▸ **Written instruction**
Find the word "Ensamförsörjare" in the records below. List each line containing it.

▸ **Records supplied**
+--

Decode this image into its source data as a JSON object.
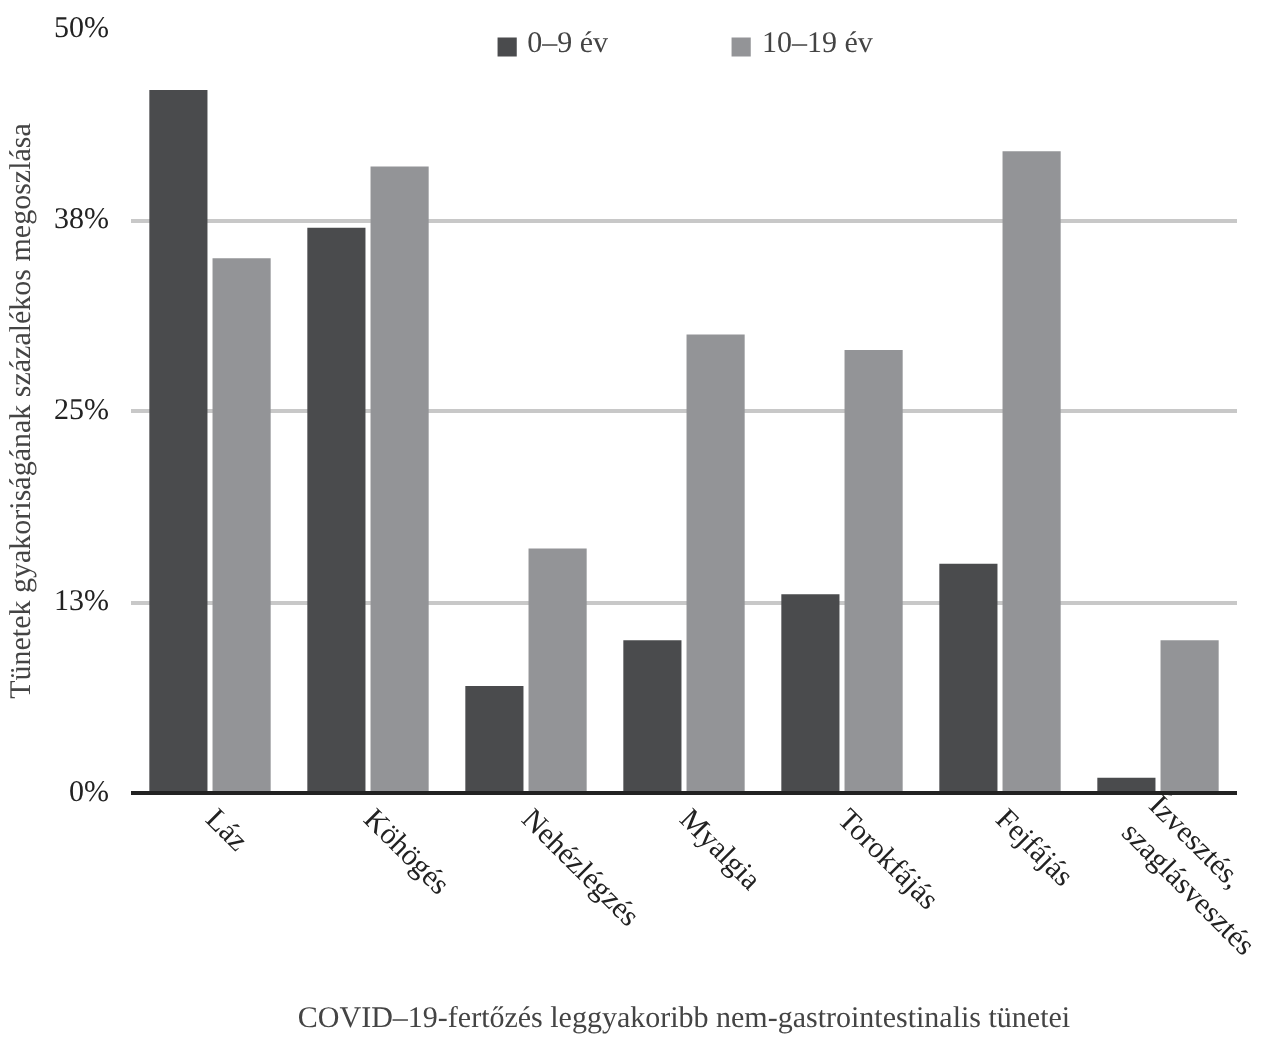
{
  "chart_data": {
    "type": "bar",
    "categories": [
      "Láz",
      "Köhögés",
      "Nehézlégzés",
      "Myalgia",
      "Torokfájás",
      "Fejfájás",
      "Ízvesztés,\nszaglásvesztés"
    ],
    "series": [
      {
        "name": "0–9 év",
        "color": "#4a4b4d",
        "values": [
          46,
          37,
          7,
          10,
          13,
          15,
          1
        ]
      },
      {
        "name": "10–19 év",
        "color": "#939497",
        "values": [
          35,
          41,
          16,
          30,
          29,
          42,
          10
        ]
      }
    ],
    "xlabel": "COVID–19-fertőzés leggyakoribb nem-gastrointestinalis tünetei",
    "ylabel": "Tünetek gyakoriságának százalékos megoszlása",
    "ylim": [
      0,
      50
    ],
    "yticks": [
      {
        "value": 0,
        "label": "0%"
      },
      {
        "value": 12.5,
        "label": "13%"
      },
      {
        "value": 25,
        "label": "25%"
      },
      {
        "value": 37.5,
        "label": "38%"
      },
      {
        "value": 50,
        "label": "50%"
      }
    ],
    "grid": "y",
    "legend": "top"
  }
}
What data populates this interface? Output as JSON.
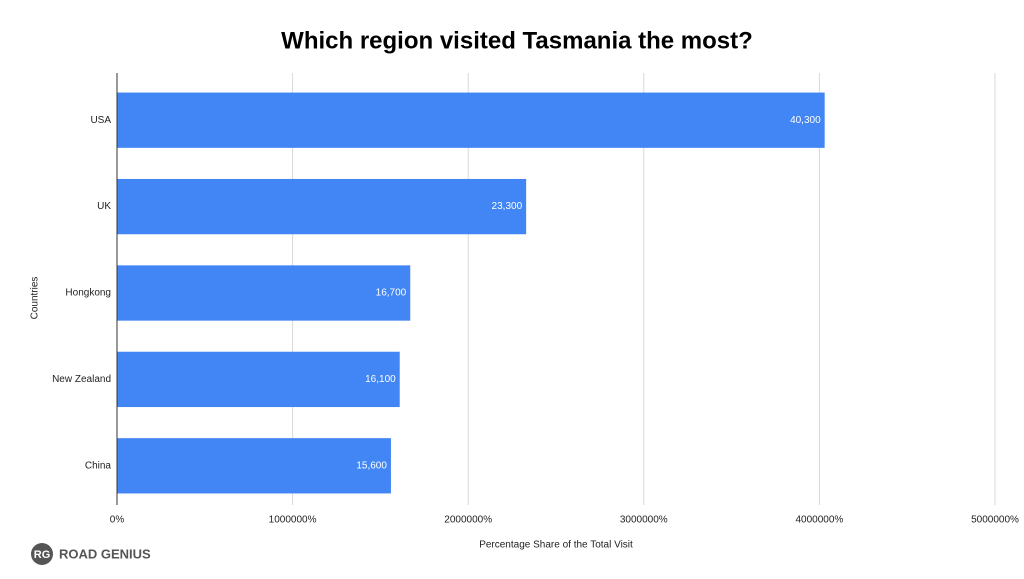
{
  "chart_data": {
    "type": "bar",
    "orientation": "horizontal",
    "title": "Which region visited Tasmania the most?",
    "x_label": "Percentage Share of the Total Visit",
    "y_label": "Countries",
    "categories": [
      "USA",
      "UK",
      "Hongkong",
      "New Zealand",
      "China"
    ],
    "values": [
      40300,
      23300,
      16700,
      16100,
      15600
    ],
    "value_labels": [
      "40,300",
      "23,300",
      "16,700",
      "16,100",
      "15,600"
    ],
    "color": "#4285f4",
    "xlim": [
      0,
      50000
    ],
    "xticks": [
      {
        "value": 0,
        "label": "0%"
      },
      {
        "value": 10000,
        "label": "1000000%"
      },
      {
        "value": 20000,
        "label": "2000000%"
      },
      {
        "value": 30000,
        "label": "3000000%"
      },
      {
        "value": 40000,
        "label": "4000000%"
      },
      {
        "value": 50000,
        "label": "5000000%"
      }
    ],
    "grid": true
  },
  "logo": {
    "badge": "RG",
    "text": "ROAD GENIUS"
  }
}
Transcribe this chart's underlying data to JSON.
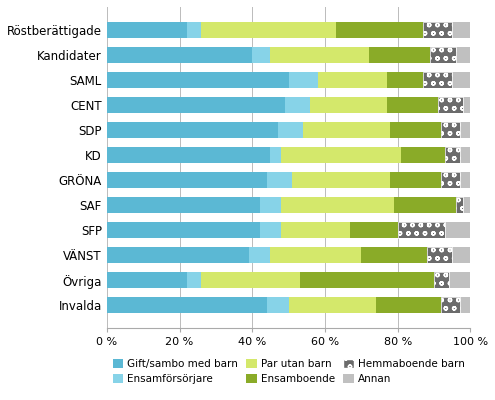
{
  "categories": [
    "Röstberättigade",
    "Kandidater",
    "SAML",
    "CENT",
    "SDP",
    "KD",
    "GRÖNA",
    "SAF",
    "SFP",
    "VÄNST",
    "Övriga",
    "Invalda"
  ],
  "series": {
    "Gift/sambo med barn": [
      22,
      40,
      50,
      49,
      47,
      45,
      44,
      42,
      42,
      39,
      22,
      44
    ],
    "Ensamförsörjare": [
      4,
      5,
      8,
      7,
      7,
      3,
      7,
      6,
      6,
      6,
      4,
      6
    ],
    "Par utan barn": [
      37,
      27,
      19,
      21,
      24,
      33,
      27,
      31,
      19,
      25,
      27,
      24
    ],
    "Ensamboende": [
      24,
      17,
      10,
      14,
      14,
      12,
      14,
      17,
      13,
      18,
      37,
      18
    ],
    "Hemmaboende barn": [
      8,
      7,
      8,
      7,
      5,
      4,
      5,
      2,
      13,
      7,
      4,
      5
    ],
    "Annan": [
      5,
      4,
      5,
      2,
      3,
      3,
      3,
      2,
      7,
      5,
      6,
      3
    ]
  },
  "colors": {
    "Gift/sambo med barn": "#5bb8d4",
    "Ensamförsörjare": "#87d3e8",
    "Par utan barn": "#d4e86b",
    "Ensamboende": "#8aab28",
    "Hemmaboende barn": "#6b6b6b",
    "Annan": "#c0c0c0"
  },
  "xticks": [
    0,
    20,
    40,
    60,
    80,
    100
  ],
  "xticklabels": [
    "0 %",
    "20 %",
    "40 %",
    "60 %",
    "80 %",
    "100 %"
  ],
  "legend_labels": [
    "Gift/sambo med barn",
    "Ensamförsörjare",
    "Par utan barn",
    "Ensamboende",
    "Hemmaboende barn",
    "Annan"
  ],
  "figsize": [
    4.95,
    4.0
  ],
  "dpi": 100
}
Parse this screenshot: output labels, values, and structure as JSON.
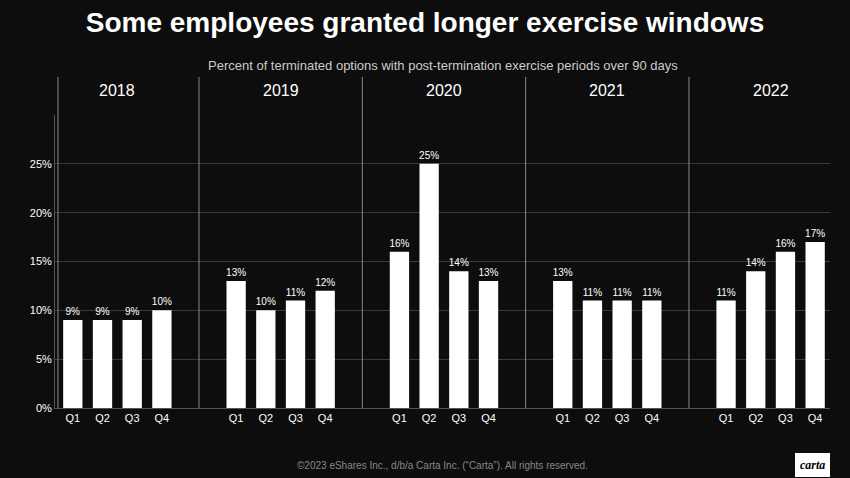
{
  "chart_data": {
    "type": "bar",
    "title": "Some employees granted longer exercise windows",
    "subtitle": "Percent of terminated options with post-termination exercise periods over 90 days",
    "categories": [
      "Q1",
      "Q2",
      "Q3",
      "Q4",
      "Q1",
      "Q2",
      "Q3",
      "Q4",
      "Q1",
      "Q2",
      "Q3",
      "Q4",
      "Q1",
      "Q2",
      "Q3",
      "Q4",
      "Q1",
      "Q2",
      "Q3",
      "Q4"
    ],
    "groups": [
      "2018",
      "2019",
      "2020",
      "2021",
      "2022"
    ],
    "values": [
      9,
      9,
      9,
      10,
      13,
      10,
      11,
      12,
      16,
      25,
      14,
      13,
      13,
      11,
      11,
      11,
      11,
      14,
      16,
      17
    ],
    "value_labels": [
      "9%",
      "9%",
      "9%",
      "10%",
      "13%",
      "10%",
      "11%",
      "12%",
      "16%",
      "25%",
      "14%",
      "13%",
      "13%",
      "11%",
      "11%",
      "11%",
      "11%",
      "14%",
      "16%",
      "17%"
    ],
    "data_labels": true,
    "color": "#ffffff",
    "ylim": [
      0,
      30
    ],
    "yticks": [
      {
        "value": 0,
        "label": "0%"
      },
      {
        "value": 5,
        "label": "5%"
      },
      {
        "value": 10,
        "label": "10%"
      },
      {
        "value": 15,
        "label": "15%"
      },
      {
        "value": 20,
        "label": "20%"
      },
      {
        "value": 25,
        "label": "25%"
      }
    ],
    "grid": true,
    "annotations": [
      "©2023 eShares Inc., d/b/a Carta Inc. (“Carta”). All rights reserved.",
      "carta"
    ]
  }
}
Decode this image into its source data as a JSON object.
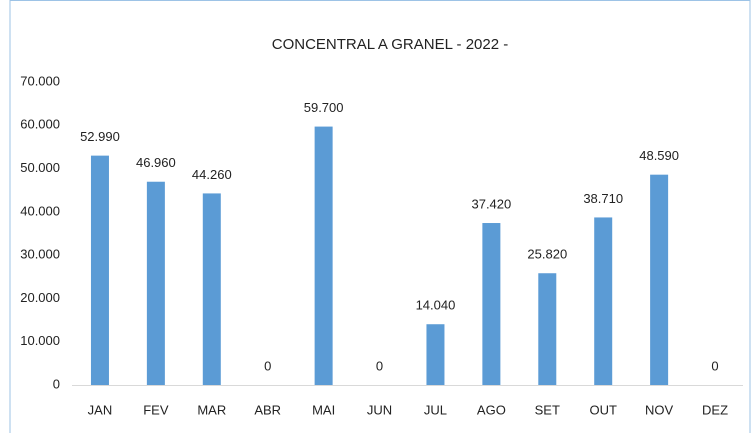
{
  "chart_data": {
    "type": "bar",
    "title": "CONCENTRAL A GRANEL - 2022 -",
    "categories": [
      "JAN",
      "FEV",
      "MAR",
      "ABR",
      "MAI",
      "JUN",
      "JUL",
      "AGO",
      "SET",
      "OUT",
      "NOV",
      "DEZ"
    ],
    "values": [
      52990,
      46960,
      44260,
      0,
      59700,
      0,
      14040,
      37420,
      25820,
      38710,
      48590,
      0
    ],
    "value_labels": [
      "52.990",
      "46.960",
      "44.260",
      "0",
      "59.700",
      "0",
      "14.040",
      "37.420",
      "25.820",
      "38.710",
      "48.590",
      "0"
    ],
    "color": "#5b9bd5",
    "ylim": [
      0,
      70000
    ],
    "yticks": [
      0,
      {
        "value": 10000,
        "label": "10.000"
      },
      {
        "value": 20000,
        "label": "20.000"
      },
      {
        "value": 30000,
        "label": "30.000"
      },
      {
        "value": 40000,
        "label": "40.000"
      },
      {
        "value": 50000,
        "label": "50.000"
      },
      {
        "value": 60000,
        "label": "60.000"
      },
      {
        "value": 70000,
        "label": "70.000"
      }
    ],
    "grid": false
  }
}
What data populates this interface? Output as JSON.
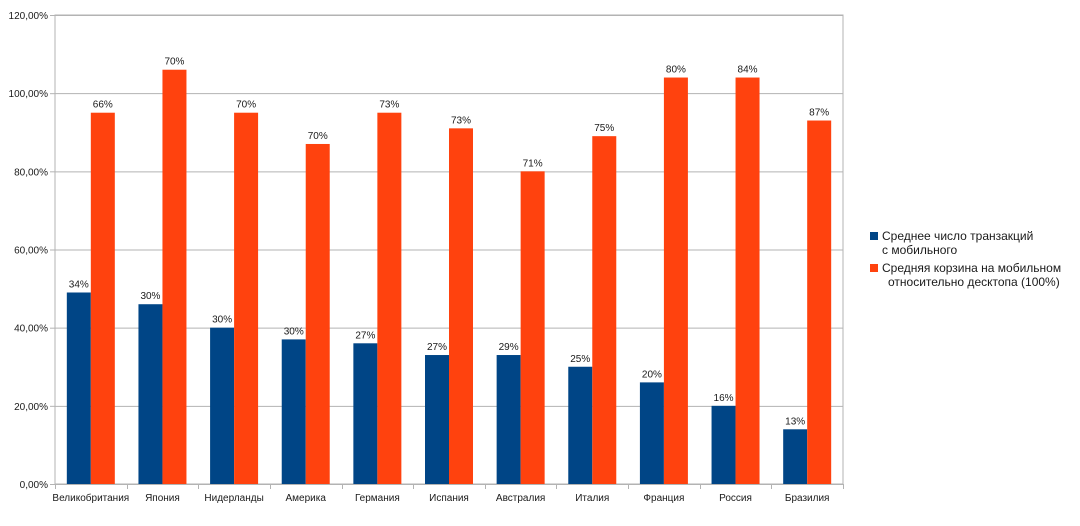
{
  "chart_data": {
    "type": "bar",
    "grid": true,
    "legend_position": "right",
    "ylim": [
      0,
      120
    ],
    "yticks": [
      0,
      20,
      40,
      60,
      80,
      100,
      120
    ],
    "ytick_labels": [
      "0,00%",
      "20,00%",
      "40,00%",
      "60,00%",
      "80,00%",
      "100,00%",
      "120,00%"
    ],
    "categories": [
      "Великобритания",
      "Япония",
      "Нидерланды",
      "Америка",
      "Германия",
      "Испания",
      "Австралия",
      "Италия",
      "Франция",
      "Россия",
      "Бразилия"
    ],
    "series": [
      {
        "name": "Среднее число транзакций с мобильного",
        "legend_lines": [
          "Среднее число транзакций",
          "с мобильного"
        ],
        "color": "#004586",
        "values": [
          49,
          46,
          40,
          37,
          36,
          33,
          33,
          30,
          26,
          20,
          14
        ],
        "data_labels": [
          "34%",
          "30%",
          "30%",
          "30%",
          "27%",
          "27%",
          "29%",
          "25%",
          "20%",
          "16%",
          "13%"
        ]
      },
      {
        "name": "Средняя корзина на мобильном относительно десктопа (100%)",
        "legend_lines": [
          "Средняя корзина на мобильном",
          "относительно десктопа (100%)"
        ],
        "color": "#ff420e",
        "values": [
          95,
          106,
          95,
          87,
          95,
          91,
          80,
          89,
          104,
          104,
          93
        ],
        "data_labels": [
          "66%",
          "70%",
          "70%",
          "70%",
          "73%",
          "73%",
          "71%",
          "75%",
          "80%",
          "84%",
          "87%"
        ]
      }
    ]
  }
}
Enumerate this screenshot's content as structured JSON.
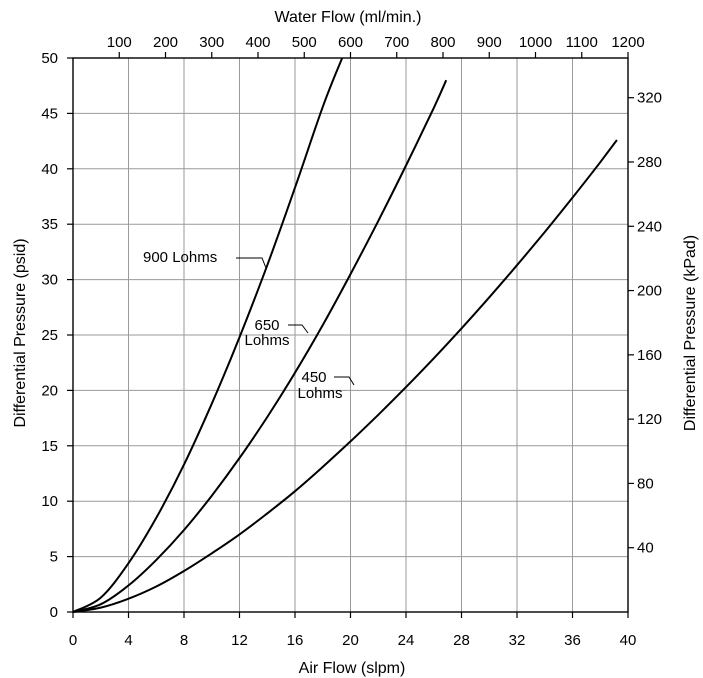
{
  "chart_data": {
    "type": "line",
    "xlabel": "Air Flow (slpm)",
    "ylabel": "Differential Pressure (psid)",
    "x2label": "Water Flow (ml/min.)",
    "y2label": "Differential Pressure (kPad)",
    "xlim": [
      0,
      40
    ],
    "ylim": [
      0,
      50
    ],
    "x2lim": [
      0,
      1200
    ],
    "y2lim": [
      0,
      344.7
    ],
    "grid": true,
    "x_ticks": [
      "0",
      "4",
      "8",
      "12",
      "16",
      "20",
      "24",
      "28",
      "32",
      "36",
      "40"
    ],
    "y_ticks": [
      "0",
      "5",
      "10",
      "15",
      "20",
      "25",
      "30",
      "35",
      "40",
      "45",
      "50"
    ],
    "x2_ticks": [
      "100",
      "200",
      "300",
      "400",
      "500",
      "600",
      "700",
      "800",
      "900",
      "1000",
      "1100",
      "1200"
    ],
    "y2_ticks": [
      "40",
      "80",
      "120",
      "160",
      "200",
      "240",
      "280",
      "320"
    ],
    "series": [
      {
        "name": "900 Lohms",
        "label_lines": [
          "900 Lohms"
        ],
        "x": [
          0,
          2,
          4,
          6,
          8,
          10,
          12,
          14,
          16,
          18,
          19.4
        ],
        "y": [
          0,
          1.3,
          4.4,
          8.5,
          13.3,
          18.8,
          24.8,
          31.3,
          38.3,
          45.6,
          50
        ]
      },
      {
        "name": "650 Lohms",
        "label_lines": [
          "650",
          "Lohms"
        ],
        "x": [
          0,
          2,
          4,
          6,
          8,
          10,
          12,
          14,
          16,
          18,
          20,
          22,
          24,
          26,
          26.9
        ],
        "y": [
          0,
          0.7,
          2.4,
          4.7,
          7.4,
          10.5,
          13.9,
          17.6,
          21.6,
          25.9,
          30.5,
          35.3,
          40.3,
          45.5,
          48.0
        ]
      },
      {
        "name": "450 Lohms",
        "label_lines": [
          "450",
          "Lohms"
        ],
        "x": [
          0,
          2,
          4,
          6,
          8,
          10,
          12,
          14,
          16,
          18,
          20,
          22,
          24,
          26,
          28,
          30,
          32,
          34,
          36,
          38,
          39.2
        ],
        "y": [
          0,
          0.4,
          1.2,
          2.3,
          3.7,
          5.3,
          7.0,
          8.9,
          10.9,
          13.1,
          15.4,
          17.8,
          20.3,
          22.9,
          25.6,
          28.4,
          31.3,
          34.3,
          37.4,
          40.6,
          42.6
        ]
      }
    ]
  }
}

+--

▸ **The reply**
    "Ensamförsörjare": [
    "Ensamförsörjare": "#87d3e8",
    "Ensamförsörjare",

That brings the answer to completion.